*Work instructions*
Repeat the data verbatim.

*Entries provided*
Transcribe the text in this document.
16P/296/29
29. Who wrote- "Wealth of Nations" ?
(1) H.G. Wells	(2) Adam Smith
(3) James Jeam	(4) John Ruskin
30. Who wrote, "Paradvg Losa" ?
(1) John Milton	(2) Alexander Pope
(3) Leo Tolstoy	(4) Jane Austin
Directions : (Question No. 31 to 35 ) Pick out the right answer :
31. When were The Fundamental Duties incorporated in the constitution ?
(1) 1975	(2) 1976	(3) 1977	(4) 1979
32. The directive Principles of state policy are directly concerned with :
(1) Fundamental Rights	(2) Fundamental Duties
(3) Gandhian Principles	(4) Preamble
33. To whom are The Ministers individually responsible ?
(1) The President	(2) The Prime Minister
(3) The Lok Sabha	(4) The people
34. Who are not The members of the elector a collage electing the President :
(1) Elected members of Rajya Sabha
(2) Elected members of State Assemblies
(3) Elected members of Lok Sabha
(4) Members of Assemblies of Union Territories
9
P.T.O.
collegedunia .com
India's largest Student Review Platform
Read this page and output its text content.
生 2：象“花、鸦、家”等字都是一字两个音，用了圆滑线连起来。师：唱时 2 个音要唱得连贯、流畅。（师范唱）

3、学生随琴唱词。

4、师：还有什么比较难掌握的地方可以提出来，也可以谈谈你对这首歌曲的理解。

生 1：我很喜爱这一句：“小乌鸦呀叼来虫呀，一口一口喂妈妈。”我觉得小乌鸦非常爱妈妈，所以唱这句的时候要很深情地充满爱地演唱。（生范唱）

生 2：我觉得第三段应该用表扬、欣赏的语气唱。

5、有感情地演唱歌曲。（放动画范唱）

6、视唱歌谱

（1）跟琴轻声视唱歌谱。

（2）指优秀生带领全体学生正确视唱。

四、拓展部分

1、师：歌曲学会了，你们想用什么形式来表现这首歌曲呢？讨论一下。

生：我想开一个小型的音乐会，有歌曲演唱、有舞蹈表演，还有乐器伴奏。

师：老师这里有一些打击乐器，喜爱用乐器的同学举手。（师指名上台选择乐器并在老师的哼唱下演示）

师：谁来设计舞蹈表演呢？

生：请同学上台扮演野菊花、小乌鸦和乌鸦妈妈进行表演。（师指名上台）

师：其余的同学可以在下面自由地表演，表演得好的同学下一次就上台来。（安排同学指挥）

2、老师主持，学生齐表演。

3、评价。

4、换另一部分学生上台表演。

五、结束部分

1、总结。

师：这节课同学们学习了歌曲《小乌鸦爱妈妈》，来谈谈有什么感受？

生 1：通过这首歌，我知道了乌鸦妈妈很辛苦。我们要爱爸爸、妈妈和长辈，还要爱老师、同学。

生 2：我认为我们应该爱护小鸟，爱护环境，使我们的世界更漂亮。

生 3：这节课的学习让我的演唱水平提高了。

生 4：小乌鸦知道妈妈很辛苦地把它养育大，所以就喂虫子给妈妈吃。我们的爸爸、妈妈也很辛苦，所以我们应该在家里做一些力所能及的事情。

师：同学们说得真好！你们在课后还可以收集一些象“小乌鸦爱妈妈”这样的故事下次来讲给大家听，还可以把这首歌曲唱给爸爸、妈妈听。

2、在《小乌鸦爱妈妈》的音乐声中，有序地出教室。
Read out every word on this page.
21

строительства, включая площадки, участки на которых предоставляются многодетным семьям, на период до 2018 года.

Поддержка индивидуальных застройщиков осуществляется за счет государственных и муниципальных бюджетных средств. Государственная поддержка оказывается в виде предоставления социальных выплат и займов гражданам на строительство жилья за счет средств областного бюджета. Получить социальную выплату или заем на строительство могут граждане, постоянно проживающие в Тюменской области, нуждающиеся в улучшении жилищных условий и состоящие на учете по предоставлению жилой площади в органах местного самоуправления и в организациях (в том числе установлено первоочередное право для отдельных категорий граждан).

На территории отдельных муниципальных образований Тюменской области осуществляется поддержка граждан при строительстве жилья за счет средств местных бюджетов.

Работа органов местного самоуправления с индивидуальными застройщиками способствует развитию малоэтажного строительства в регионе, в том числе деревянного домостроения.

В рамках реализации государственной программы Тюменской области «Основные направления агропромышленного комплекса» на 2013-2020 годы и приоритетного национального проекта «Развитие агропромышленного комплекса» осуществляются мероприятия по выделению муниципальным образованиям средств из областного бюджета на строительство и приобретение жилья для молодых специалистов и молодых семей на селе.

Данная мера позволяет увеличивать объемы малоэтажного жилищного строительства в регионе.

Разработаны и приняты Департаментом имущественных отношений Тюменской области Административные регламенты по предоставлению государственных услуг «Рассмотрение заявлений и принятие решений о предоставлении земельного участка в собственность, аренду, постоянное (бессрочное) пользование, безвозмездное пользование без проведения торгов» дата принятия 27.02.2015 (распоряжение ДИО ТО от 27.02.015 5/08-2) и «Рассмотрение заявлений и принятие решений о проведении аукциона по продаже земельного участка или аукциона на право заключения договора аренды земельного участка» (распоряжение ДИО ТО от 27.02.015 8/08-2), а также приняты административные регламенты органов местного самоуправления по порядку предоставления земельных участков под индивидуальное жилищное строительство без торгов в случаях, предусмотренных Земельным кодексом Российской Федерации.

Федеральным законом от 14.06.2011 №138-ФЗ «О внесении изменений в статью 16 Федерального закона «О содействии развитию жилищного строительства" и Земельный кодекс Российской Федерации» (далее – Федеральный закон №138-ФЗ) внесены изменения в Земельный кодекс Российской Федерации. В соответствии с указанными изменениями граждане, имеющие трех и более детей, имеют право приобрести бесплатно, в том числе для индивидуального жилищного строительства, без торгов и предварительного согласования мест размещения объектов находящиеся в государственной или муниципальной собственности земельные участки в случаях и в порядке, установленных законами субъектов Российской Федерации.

*Task response*
Transcribe the text in this document.
16P/296/29
29. Who wrote- "Wealth of Nations" ?
(1) H.G. Wells	(2) Adam Smith
(3) James Jeam	(4) John Ruskin
30. Who wrote, "Paradvg Losa" ?
(1) John Milton	(2) Alexander Pope
(3) Leo Tolstoy	(4) Jane Austin
Directions : (Question No. 31 to 35 ) Pick out the right answer :
31. When were The Fundamental Duties incorporated in the constitution ?
(1) 1975	(2) 1976	(3) 1977	(4) 1979
32. The directive Principles of state policy are directly concerned with :
(1) Fundamental Rights	(2) Fundamental Duties
(3) Gandhian Principles	(4) Preamble
33. To whom are The Ministers individually responsible ?
(1) The President	(2) The Prime Minister
(3) The Lok Sabha	(4) The people
34. Who are not The members of the elector a collage electing the President :
(1) Elected members of Rajya Sabha
(2) Elected members of State Assemblies
(3) Elected members of Lok Sabha
(4) Members of Assemblies of Union Territories
9
P.T.O.
collegedunia .com
India's largest Student Review Platform
Read this page and output its text content.
生 2：象“花、鸦、家”等字都是一字两个音，用了圆滑线连起来。师：唱时 2 个音要唱得连贯、流畅。（师范唱）

3、学生随琴唱词。

4、师：还有什么比较难掌握的地方可以提出来，也可以谈谈你对这首歌曲的理解。

生 1：我很喜爱这一句：“小乌鸦呀叼来虫呀，一口一口喂妈妈。”我觉得小乌鸦非常爱妈妈，所以唱这句的时候要很深情地充满爱地演唱。（生范唱）

生 2：我觉得第三段应该用表扬、欣赏的语气唱。

5、有感情地演唱歌曲。（放动画范唱）

6、视唱歌谱

（1）跟琴轻声视唱歌谱。

（2）指优秀生带领全体学生正确视唱。

四、拓展部分

1、师：歌曲学会了，你们想用什么形式来表现这首歌曲呢？讨论一下。

生：我想开一个小型的音乐会，有歌曲演唱、有舞蹈表演，还有乐器伴奏。

师：老师这里有一些打击乐器，喜爱用乐器的同学举手。（师指名上台选择乐器并在老师的哼唱下演示）

师：谁来设计舞蹈表演呢？

生：请同学上台扮演野菊花、小乌鸦和乌鸦妈妈进行表演。（师指名上台）

师：其余的同学可以在下面自由地表演，表演得好的同学下一次就上台来。（安排同学指挥）

2、老师主持，学生齐表演。

3、评价。

4、换另一部分学生上台表演。

五、结束部分

1、总结。

师：这节课同学们学习了歌曲《小乌鸦爱妈妈》，来谈谈有什么感受？

生 1：通过这首歌，我知道了乌鸦妈妈很辛苦。我们要爱爸爸、妈妈和长辈，还要爱老师、同学。

生 2：我认为我们应该爱护小鸟，爱护环境，使我们的世界更漂亮。

生 3：这节课的学习让我的演唱水平提高了。

生 4：小乌鸦知道妈妈很辛苦地把它养育大，所以就喂虫子给妈妈吃。我们的爸爸、妈妈也很辛苦，所以我们应该在家里做一些力所能及的事情。

师：同学们说得真好！你们在课后还可以收集一些象“小乌鸦爱妈妈”这样的故事下次来讲给大家听，还可以把这首歌曲唱给爸爸、妈妈听。

2、在《小乌鸦爱妈妈》的音乐声中，有序地出教室。
Read out every word on this page.
21

строительства, включая площадки, участки на которых предоставляются многодетным семьям, на период до 2018 года.

Поддержка индивидуальных застройщиков осуществляется за счет государственных и муниципальных бюджетных средств. Государственная поддержка оказывается в виде предоставления социальных выплат и займов гражданам на строительство жилья за счет средств областного бюджета. Получить социальную выплату или заем на строительство могут граждане, постоянно проживающие в Тюменской области, нуждающиеся в улучшении жилищных условий и состоящие на учете по предоставлению жилой площади в органах местного самоуправления и в организациях (в том числе установлено первоочередное право для отдельных категорий граждан).

На территории отдельных муниципальных образований Тюменской области осуществляется поддержка граждан при строительстве жилья за счет средств местных бюджетов.

Работа органов местного самоуправления с индивидуальными застройщиками способствует развитию малоэтажного строительства в регионе, в том числе деревянного домостроения.

В рамках реализации государственной программы Тюменской области «Основные направления агропромышленного комплекса» на 2013-2020 годы и приоритетного национального проекта «Развитие агропромышленного комплекса» осуществляются мероприятия по выделению муниципальным образованиям средств из областного бюджета на строительство и приобретение жилья для молодых специалистов и молодых семей на селе.

Данная мера позволяет увеличивать объемы малоэтажного жилищного строительства в регионе.

Разработаны и приняты Департаментом имущественных отношений Тюменской области Административные регламенты по предоставлению государственных услуг «Рассмотрение заявлений и принятие решений о предоставлении земельного участка в собственность, аренду, постоянное (бессрочное) пользование, безвозмездное пользование без проведения торгов» дата принятия 27.02.2015 (распоряжение ДИО ТО от 27.02.015 5/08-2) и «Рассмотрение заявлений и принятие решений о проведении аукциона по продаже земельного участка или аукциона на право заключения договора аренды земельного участка» (распоряжение ДИО ТО от 27.02.015 8/08-2), а также приняты административные регламенты органов местного самоуправления по порядку предоставления земельных участков под индивидуальное жилищное строительство без торгов в случаях, предусмотренных Земельным кодексом Российской Федерации.

Федеральным законом от 14.06.2011 №138-ФЗ «О внесении изменений в статью 16 Федерального закона «О содействии развитию жилищного строительства" и Земельный кодекс Российской Федерации» (далее – Федеральный закон №138-ФЗ) внесены изменения в Земельный кодекс Российской Федерации. В соответствии с указанными изменениями граждане, имеющие трех и более детей, имеют право приобрести бесплатно, в том числе для индивидуального жилищного строительства, без торгов и предварительного согласования мест размещения объектов находящиеся в государственной или муниципальной собственности земельные участки в случаях и в порядке, установленных законами субъектов Российской Федерации.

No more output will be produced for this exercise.